*YOUR ASSIGNMENT*
What you return should be each line of the data containing the string "ylabel".

(Figure collection entries)
______
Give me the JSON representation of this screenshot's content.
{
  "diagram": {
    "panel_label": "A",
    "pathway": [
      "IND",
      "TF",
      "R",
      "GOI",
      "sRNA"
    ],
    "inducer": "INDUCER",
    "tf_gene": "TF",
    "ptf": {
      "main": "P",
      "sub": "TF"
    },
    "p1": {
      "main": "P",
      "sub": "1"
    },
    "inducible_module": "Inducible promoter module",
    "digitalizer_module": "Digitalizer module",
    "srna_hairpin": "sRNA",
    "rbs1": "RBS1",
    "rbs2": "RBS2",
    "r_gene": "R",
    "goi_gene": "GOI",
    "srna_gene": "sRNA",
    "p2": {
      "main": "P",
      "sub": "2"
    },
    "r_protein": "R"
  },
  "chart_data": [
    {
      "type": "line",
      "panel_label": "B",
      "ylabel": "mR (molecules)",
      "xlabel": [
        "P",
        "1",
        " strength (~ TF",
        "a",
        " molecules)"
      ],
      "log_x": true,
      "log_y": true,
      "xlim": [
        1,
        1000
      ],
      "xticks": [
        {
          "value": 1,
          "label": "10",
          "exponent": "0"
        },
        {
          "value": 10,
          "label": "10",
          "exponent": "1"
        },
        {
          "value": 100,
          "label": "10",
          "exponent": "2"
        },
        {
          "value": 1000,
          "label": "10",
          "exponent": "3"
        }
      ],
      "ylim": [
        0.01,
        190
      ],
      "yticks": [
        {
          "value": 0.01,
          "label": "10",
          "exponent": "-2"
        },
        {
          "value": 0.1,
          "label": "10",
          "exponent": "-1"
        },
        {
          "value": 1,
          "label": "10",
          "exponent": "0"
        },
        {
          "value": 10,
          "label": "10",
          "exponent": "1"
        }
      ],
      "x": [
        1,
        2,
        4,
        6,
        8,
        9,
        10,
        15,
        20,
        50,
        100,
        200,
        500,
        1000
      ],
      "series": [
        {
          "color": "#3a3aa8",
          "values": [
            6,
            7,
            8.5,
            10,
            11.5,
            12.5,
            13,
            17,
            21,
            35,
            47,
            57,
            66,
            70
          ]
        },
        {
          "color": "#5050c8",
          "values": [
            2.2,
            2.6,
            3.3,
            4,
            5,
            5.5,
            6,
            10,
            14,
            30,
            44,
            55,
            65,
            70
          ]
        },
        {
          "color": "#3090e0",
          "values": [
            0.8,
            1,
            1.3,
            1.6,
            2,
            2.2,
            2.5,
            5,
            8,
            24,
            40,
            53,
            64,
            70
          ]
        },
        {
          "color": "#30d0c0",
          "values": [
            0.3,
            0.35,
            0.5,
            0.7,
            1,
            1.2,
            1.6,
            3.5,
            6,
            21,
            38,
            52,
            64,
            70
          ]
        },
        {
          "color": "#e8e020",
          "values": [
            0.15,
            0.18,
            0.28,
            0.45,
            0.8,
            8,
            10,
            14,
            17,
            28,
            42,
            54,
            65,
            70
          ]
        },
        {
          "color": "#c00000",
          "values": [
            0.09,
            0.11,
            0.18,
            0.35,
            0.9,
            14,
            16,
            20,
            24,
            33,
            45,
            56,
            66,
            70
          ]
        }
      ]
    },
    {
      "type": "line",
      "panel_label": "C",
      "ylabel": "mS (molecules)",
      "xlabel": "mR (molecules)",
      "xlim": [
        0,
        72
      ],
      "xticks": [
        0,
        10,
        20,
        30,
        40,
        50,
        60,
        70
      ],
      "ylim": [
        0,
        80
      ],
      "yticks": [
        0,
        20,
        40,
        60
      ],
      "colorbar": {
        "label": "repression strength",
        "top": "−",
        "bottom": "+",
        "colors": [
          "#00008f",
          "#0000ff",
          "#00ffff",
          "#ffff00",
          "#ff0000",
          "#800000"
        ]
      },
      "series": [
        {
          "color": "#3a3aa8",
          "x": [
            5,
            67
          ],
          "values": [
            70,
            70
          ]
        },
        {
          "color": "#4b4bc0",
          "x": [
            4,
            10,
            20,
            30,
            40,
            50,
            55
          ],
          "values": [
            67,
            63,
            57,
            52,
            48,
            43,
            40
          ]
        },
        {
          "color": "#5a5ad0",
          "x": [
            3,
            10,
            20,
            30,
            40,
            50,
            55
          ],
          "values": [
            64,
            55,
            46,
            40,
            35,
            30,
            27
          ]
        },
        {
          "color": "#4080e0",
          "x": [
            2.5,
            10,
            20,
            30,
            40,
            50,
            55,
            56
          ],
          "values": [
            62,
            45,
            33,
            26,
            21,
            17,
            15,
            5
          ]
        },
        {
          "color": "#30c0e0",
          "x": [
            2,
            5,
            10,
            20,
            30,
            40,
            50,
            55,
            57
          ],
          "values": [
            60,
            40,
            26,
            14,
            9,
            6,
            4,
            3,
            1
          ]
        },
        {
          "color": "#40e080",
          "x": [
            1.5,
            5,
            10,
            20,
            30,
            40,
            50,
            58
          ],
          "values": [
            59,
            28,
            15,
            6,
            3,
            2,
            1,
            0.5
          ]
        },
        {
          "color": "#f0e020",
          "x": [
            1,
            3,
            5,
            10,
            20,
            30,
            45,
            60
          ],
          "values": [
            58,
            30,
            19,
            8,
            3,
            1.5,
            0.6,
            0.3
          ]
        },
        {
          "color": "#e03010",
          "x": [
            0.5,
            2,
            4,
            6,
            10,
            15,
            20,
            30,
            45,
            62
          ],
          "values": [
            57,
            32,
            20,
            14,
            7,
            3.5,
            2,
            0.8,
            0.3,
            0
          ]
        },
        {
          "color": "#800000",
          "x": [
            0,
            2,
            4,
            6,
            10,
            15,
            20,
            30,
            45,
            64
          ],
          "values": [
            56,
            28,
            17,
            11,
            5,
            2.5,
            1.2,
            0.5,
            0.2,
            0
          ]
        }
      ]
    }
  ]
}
______
*TASK RESPONSE*
      "ylabel": "mR (molecules)",
      "ylabel": "mS (molecules)",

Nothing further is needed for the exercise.